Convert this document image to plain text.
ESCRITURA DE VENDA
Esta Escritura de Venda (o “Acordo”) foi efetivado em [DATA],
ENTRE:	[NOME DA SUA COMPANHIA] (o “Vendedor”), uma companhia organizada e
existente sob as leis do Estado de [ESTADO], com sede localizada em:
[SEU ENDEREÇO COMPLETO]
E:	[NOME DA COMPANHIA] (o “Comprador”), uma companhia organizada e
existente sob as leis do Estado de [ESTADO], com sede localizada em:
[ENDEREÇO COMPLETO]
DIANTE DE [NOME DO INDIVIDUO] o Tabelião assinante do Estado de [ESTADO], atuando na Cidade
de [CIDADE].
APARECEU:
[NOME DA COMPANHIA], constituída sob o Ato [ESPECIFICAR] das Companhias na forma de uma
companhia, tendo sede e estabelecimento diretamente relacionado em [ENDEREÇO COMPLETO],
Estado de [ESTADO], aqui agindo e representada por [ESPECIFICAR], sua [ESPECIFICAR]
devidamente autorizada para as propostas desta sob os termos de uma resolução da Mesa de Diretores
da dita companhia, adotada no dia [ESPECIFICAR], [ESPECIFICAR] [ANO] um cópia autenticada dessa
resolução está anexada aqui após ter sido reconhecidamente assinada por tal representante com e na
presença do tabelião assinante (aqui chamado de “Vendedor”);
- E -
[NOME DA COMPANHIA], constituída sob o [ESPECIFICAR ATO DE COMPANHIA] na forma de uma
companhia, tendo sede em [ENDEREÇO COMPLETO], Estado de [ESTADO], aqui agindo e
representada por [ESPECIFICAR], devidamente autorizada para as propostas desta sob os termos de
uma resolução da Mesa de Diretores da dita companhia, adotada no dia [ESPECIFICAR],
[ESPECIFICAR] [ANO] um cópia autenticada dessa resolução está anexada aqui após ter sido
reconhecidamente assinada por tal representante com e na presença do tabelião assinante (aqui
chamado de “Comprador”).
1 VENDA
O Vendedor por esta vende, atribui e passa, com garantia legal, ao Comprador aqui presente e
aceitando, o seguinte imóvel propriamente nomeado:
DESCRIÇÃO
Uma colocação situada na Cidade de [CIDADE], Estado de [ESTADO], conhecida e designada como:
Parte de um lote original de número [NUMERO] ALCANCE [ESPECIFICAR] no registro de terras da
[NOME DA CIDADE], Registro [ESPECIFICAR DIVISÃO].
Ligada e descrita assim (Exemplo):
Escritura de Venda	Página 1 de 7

##########

- [Instructions to follow]
Say, as a single number and nothing more, how many lines of the entries contain the word "Estado".

- [Full output]
6